- YOUR INSTRUCTIONS -
Please transcribe the records precisely; pictures stay out of your copy.

>> START MATERIAL FOR THE TASK

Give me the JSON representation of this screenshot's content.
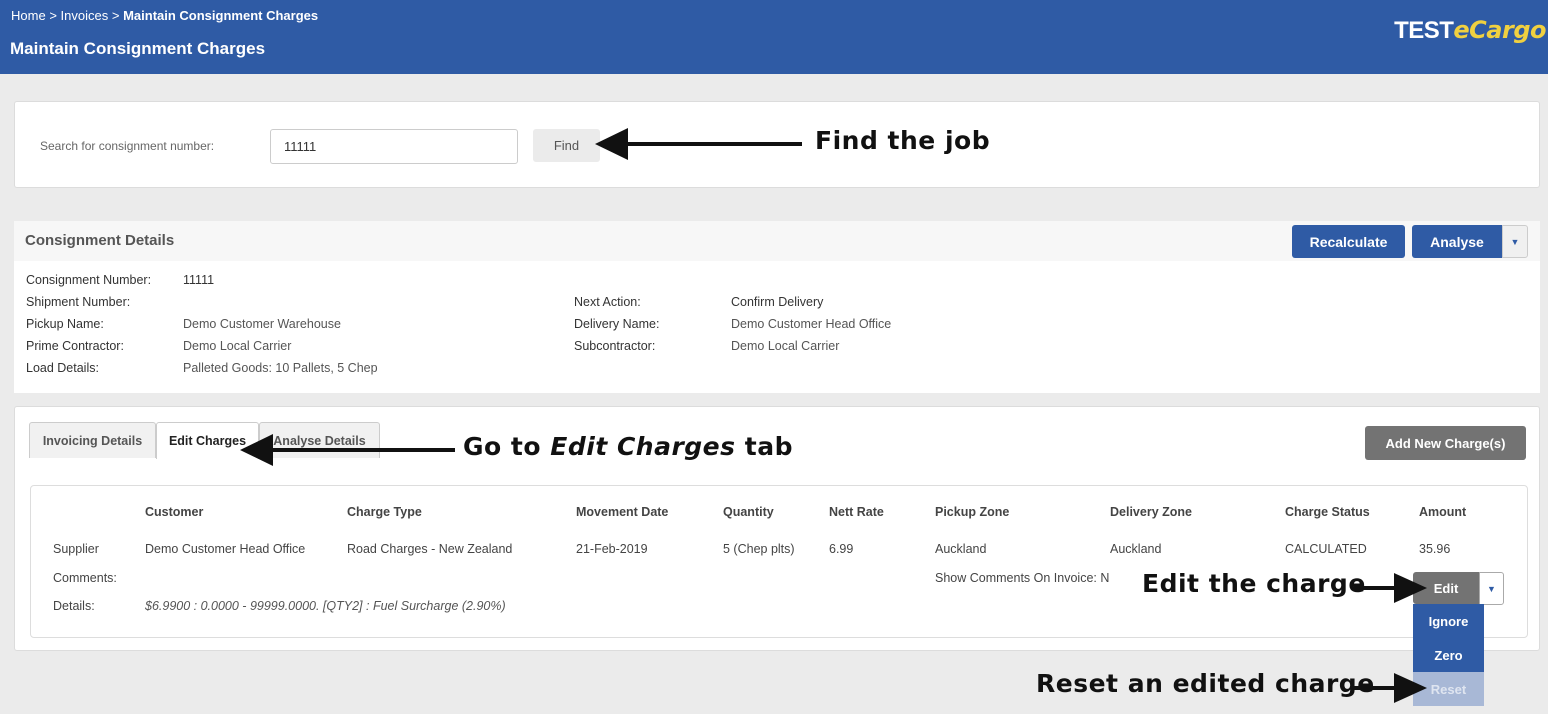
{
  "header": {
    "breadcrumb": {
      "home": "Home",
      "sep1": ">",
      "invoices": "Invoices",
      "sep2": ">",
      "current": "Maintain Consignment Charges"
    },
    "title": "Maintain Consignment Charges",
    "logo": {
      "prefix": "TEST",
      "brand": "eCargo"
    }
  },
  "search": {
    "label": "Search for consignment number:",
    "value": "11111",
    "find_label": "Find"
  },
  "consignment": {
    "title": "Consignment Details",
    "recalculate_label": "Recalculate",
    "analyse_label": "Analyse",
    "fields_left": [
      {
        "label": "Consignment Number:",
        "value": "11111"
      },
      {
        "label": "Shipment Number:",
        "value": ""
      },
      {
        "label": "Pickup Name:",
        "value": "Demo Customer Warehouse"
      },
      {
        "label": "Prime Contractor:",
        "value": "Demo Local Carrier"
      },
      {
        "label": "Load Details:",
        "value": "Palleted Goods: 10 Pallets, 5 Chep"
      }
    ],
    "fields_right": [
      {
        "label": "Next Action:",
        "value": "Confirm Delivery"
      },
      {
        "label": "Delivery Name:",
        "value": "Demo Customer Head Office"
      },
      {
        "label": "Subcontractor:",
        "value": "Demo Local Carrier"
      }
    ]
  },
  "tabs": [
    {
      "label": "Invoicing Details",
      "active": false
    },
    {
      "label": "Edit Charges",
      "active": true
    },
    {
      "label": "Analyse Details",
      "active": false
    }
  ],
  "add_charge_label": "Add New Charge(s)",
  "charges": {
    "headers": [
      "Customer",
      "Charge Type",
      "Movement Date",
      "Quantity",
      "Nett Rate",
      "Pickup Zone",
      "Delivery Zone",
      "Charge Status",
      "Amount"
    ],
    "row": {
      "role": "Supplier",
      "customer": "Demo Customer Head Office",
      "charge_type": "Road Charges - New Zealand",
      "movement_date": "21-Feb-2019",
      "quantity": "5 (Chep plts)",
      "nett_rate": "6.99",
      "pickup_zone": "Auckland",
      "delivery_zone": "Auckland",
      "charge_status": "CALCULATED",
      "amount": "35.96"
    },
    "comments_label": "Comments:",
    "show_comments": "Show Comments On Invoice: N",
    "details_label": "Details:",
    "details_value": "$6.9900 : 0.0000 - 99999.0000. [QTY2] : Fuel Surcharge (2.90%)"
  },
  "edit_menu": {
    "edit_label": "Edit",
    "items": [
      {
        "label": "Ignore",
        "disabled": false
      },
      {
        "label": "Zero",
        "disabled": false
      },
      {
        "label": "Reset",
        "disabled": true
      }
    ]
  },
  "annotations": {
    "find": "Find the job",
    "tab_prefix": "Go to",
    "tab_em": "Edit Charges",
    "tab_suffix": "tab",
    "edit": "Edit the charge",
    "reset": "Reset an edited charge"
  },
  "colors": {
    "header_bg": "#2f5ba5",
    "primary": "#2f5ba5",
    "secondary": "#737373",
    "logo_accent": "#f0d040"
  }
}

>> END MATERIAL FOR THE TASK

- SOLUTION -
Give me the JSON representation of this screenshot's content.
{
  "header": {
    "breadcrumb": {
      "home": "Home",
      "sep1": ">",
      "invoices": "Invoices",
      "sep2": ">",
      "current": "Maintain Consignment Charges"
    },
    "title": "Maintain Consignment Charges",
    "logo": {
      "prefix": "TEST",
      "brand": "eCargo"
    }
  },
  "search": {
    "label": "Search for consignment number:",
    "value": "11111",
    "find_label": "Find"
  },
  "consignment": {
    "title": "Consignment Details",
    "recalculate_label": "Recalculate",
    "analyse_label": "Analyse",
    "fields_left": [
      {
        "label": "Consignment Number:",
        "value": "11111"
      },
      {
        "label": "Shipment Number:",
        "value": ""
      },
      {
        "label": "Pickup Name:",
        "value": "Demo Customer Warehouse"
      },
      {
        "label": "Prime Contractor:",
        "value": "Demo Local Carrier"
      },
      {
        "label": "Load Details:",
        "value": "Palleted Goods: 10 Pallets, 5 Chep"
      }
    ],
    "fields_right": [
      {
        "label": "Next Action:",
        "value": "Confirm Delivery"
      },
      {
        "label": "Delivery Name:",
        "value": "Demo Customer Head Office"
      },
      {
        "label": "Subcontractor:",
        "value": "Demo Local Carrier"
      }
    ]
  },
  "tabs": [
    {
      "label": "Invoicing Details",
      "active": false
    },
    {
      "label": "Edit Charges",
      "active": true
    },
    {
      "label": "Analyse Details",
      "active": false
    }
  ],
  "add_charge_label": "Add New Charge(s)",
  "charges": {
    "headers": [
      "Customer",
      "Charge Type",
      "Movement Date",
      "Quantity",
      "Nett Rate",
      "Pickup Zone",
      "Delivery Zone",
      "Charge Status",
      "Amount"
    ],
    "row": {
      "role": "Supplier",
      "customer": "Demo Customer Head Office",
      "charge_type": "Road Charges - New Zealand",
      "movement_date": "21-Feb-2019",
      "quantity": "5 (Chep plts)",
      "nett_rate": "6.99",
      "pickup_zone": "Auckland",
      "delivery_zone": "Auckland",
      "charge_status": "CALCULATED",
      "amount": "35.96"
    },
    "comments_label": "Comments:",
    "show_comments": "Show Comments On Invoice: N",
    "details_label": "Details:",
    "details_value": "$6.9900 : 0.0000 - 99999.0000. [QTY2] : Fuel Surcharge (2.90%)"
  },
  "edit_menu": {
    "edit_label": "Edit",
    "items": [
      {
        "label": "Ignore",
        "disabled": false
      },
      {
        "label": "Zero",
        "disabled": false
      },
      {
        "label": "Reset",
        "disabled": true
      }
    ]
  },
  "annotations": {
    "find": "Find the job",
    "tab_prefix": "Go to",
    "tab_em": "Edit Charges",
    "tab_suffix": "tab",
    "edit": "Edit the charge",
    "reset": "Reset an edited charge"
  },
  "colors": {
    "header_bg": "#2f5ba5",
    "primary": "#2f5ba5",
    "secondary": "#737373",
    "logo_accent": "#f0d040"
  }
}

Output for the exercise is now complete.